Select the lines of the records containing the word "name" and list them.

——————

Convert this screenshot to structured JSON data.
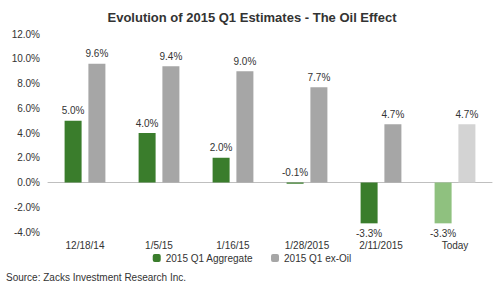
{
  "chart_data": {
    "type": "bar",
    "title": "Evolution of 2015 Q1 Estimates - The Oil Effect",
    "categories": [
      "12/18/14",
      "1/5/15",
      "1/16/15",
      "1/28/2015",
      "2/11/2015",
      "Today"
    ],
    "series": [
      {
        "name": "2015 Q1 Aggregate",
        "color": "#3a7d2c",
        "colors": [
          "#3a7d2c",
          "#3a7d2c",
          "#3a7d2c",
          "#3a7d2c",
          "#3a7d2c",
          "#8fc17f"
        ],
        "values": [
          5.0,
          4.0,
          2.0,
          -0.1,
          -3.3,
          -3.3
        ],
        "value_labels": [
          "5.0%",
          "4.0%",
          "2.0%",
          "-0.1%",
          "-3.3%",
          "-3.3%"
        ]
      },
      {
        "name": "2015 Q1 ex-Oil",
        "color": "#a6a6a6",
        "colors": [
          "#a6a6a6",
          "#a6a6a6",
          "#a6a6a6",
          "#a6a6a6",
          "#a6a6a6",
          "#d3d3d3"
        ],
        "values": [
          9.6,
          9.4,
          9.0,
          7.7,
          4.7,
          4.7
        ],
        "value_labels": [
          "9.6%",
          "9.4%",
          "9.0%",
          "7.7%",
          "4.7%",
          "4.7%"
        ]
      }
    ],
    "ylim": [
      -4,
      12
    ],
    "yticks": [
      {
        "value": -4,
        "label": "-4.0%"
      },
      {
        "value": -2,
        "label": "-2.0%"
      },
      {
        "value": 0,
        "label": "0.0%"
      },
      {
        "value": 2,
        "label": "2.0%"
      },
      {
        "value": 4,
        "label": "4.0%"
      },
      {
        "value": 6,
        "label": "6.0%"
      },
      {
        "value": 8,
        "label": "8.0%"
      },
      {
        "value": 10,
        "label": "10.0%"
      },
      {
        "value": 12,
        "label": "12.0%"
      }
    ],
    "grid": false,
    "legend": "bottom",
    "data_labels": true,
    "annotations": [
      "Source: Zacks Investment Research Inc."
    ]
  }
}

——————

Written reply:
        "name": "2015 Q1 Aggregate",
        "name": "2015 Q1 ex-Oil",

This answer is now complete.